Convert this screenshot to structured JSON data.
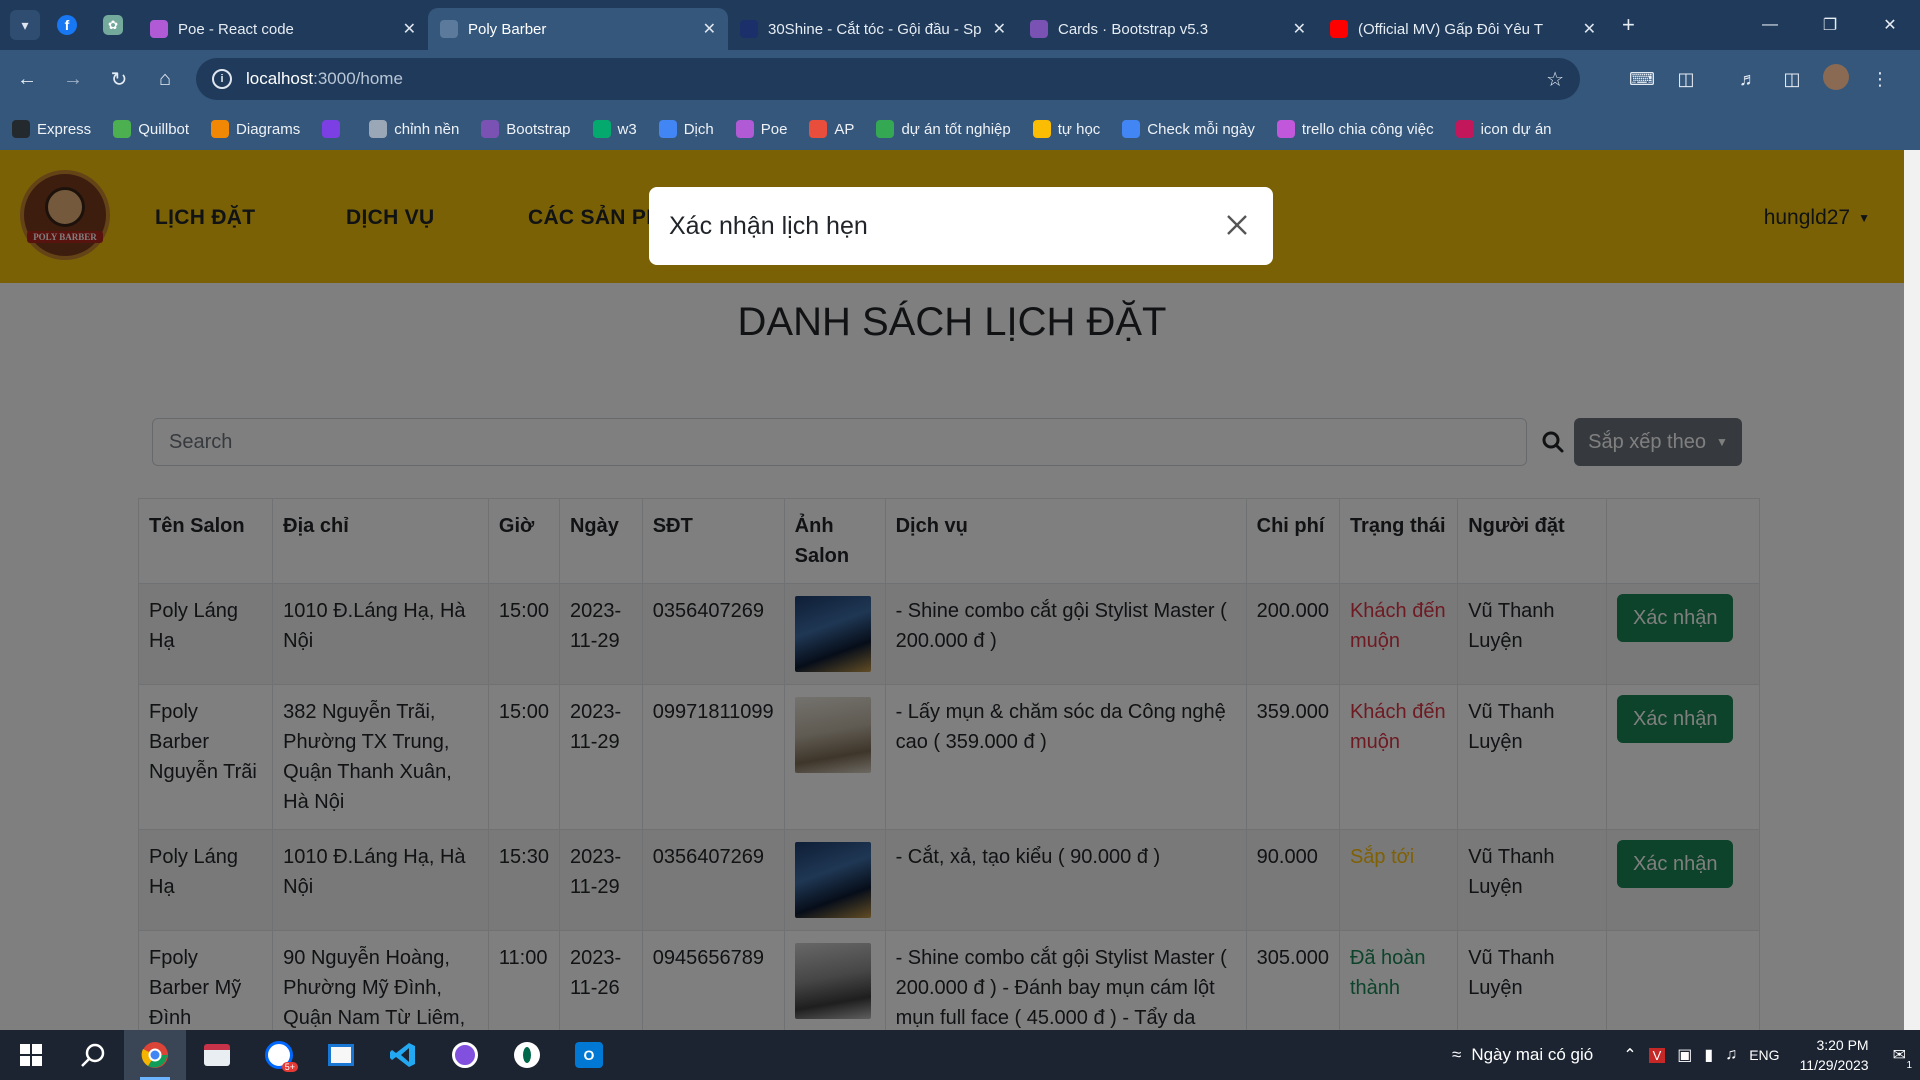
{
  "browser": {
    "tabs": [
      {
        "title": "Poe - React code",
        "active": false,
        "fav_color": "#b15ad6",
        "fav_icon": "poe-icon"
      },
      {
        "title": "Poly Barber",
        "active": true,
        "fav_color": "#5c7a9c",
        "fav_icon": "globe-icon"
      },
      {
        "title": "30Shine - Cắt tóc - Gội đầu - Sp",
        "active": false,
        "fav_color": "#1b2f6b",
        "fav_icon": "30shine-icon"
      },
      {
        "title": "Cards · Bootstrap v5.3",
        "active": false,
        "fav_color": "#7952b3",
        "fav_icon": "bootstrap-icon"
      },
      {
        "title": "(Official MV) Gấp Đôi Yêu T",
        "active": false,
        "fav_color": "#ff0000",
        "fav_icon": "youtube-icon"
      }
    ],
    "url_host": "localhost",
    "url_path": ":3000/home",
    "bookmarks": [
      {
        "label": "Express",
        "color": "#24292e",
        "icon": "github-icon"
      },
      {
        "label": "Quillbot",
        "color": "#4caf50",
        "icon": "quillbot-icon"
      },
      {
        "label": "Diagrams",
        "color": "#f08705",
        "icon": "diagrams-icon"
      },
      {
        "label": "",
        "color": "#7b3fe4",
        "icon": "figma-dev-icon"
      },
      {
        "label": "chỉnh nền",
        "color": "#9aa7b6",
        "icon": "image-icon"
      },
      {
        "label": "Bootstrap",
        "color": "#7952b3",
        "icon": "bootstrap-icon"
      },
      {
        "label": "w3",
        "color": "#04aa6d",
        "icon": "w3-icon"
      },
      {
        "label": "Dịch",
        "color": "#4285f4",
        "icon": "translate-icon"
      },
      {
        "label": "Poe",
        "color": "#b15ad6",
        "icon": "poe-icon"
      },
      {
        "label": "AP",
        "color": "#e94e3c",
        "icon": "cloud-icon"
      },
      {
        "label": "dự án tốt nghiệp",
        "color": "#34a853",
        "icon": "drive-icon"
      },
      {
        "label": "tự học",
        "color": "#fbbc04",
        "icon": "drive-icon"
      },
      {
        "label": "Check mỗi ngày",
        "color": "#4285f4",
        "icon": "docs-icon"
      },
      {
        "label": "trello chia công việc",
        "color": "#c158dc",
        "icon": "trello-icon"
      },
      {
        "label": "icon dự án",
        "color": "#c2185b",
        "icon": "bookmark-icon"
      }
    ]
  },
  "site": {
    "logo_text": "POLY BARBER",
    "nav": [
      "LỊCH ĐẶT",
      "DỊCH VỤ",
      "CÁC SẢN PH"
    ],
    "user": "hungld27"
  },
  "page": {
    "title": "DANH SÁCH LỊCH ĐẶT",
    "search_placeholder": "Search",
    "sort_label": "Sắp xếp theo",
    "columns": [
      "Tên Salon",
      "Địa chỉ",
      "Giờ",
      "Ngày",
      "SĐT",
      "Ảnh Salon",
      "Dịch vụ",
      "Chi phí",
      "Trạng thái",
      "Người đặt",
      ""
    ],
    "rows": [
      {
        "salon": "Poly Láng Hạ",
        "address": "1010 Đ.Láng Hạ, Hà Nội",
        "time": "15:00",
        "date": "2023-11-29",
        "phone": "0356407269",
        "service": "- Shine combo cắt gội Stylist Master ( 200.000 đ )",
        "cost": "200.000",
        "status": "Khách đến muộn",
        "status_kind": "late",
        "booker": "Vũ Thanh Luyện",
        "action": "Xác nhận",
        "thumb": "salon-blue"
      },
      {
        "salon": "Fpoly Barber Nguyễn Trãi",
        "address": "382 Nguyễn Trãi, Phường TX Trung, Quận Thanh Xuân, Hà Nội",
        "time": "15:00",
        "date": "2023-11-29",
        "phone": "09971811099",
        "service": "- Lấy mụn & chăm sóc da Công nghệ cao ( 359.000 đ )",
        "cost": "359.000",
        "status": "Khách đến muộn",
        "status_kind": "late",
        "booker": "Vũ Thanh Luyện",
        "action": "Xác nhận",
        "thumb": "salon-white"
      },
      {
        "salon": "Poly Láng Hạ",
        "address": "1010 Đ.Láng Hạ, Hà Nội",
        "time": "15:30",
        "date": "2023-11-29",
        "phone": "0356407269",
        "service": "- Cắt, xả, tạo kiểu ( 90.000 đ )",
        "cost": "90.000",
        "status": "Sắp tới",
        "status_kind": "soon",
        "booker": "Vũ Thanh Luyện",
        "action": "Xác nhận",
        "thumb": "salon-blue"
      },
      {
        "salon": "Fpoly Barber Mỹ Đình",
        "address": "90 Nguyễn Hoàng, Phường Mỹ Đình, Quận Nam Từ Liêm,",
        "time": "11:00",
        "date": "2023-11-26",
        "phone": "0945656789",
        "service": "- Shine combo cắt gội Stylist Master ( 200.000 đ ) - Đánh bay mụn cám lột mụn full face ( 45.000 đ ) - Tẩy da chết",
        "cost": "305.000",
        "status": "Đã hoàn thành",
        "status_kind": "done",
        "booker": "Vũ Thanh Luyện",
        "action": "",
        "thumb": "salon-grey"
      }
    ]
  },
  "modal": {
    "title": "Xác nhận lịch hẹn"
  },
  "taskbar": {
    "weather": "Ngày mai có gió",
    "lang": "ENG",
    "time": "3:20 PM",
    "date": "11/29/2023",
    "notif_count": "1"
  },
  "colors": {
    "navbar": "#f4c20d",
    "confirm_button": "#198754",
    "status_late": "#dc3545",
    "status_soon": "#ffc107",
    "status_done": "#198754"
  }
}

What is required –
Scan the listing above and identify each line holding the string "thumb"; copy every such line.

Task answer –
        "thumb": "salon-blue"
        "thumb": "salon-white"
        "thumb": "salon-blue"
        "thumb": "salon-grey"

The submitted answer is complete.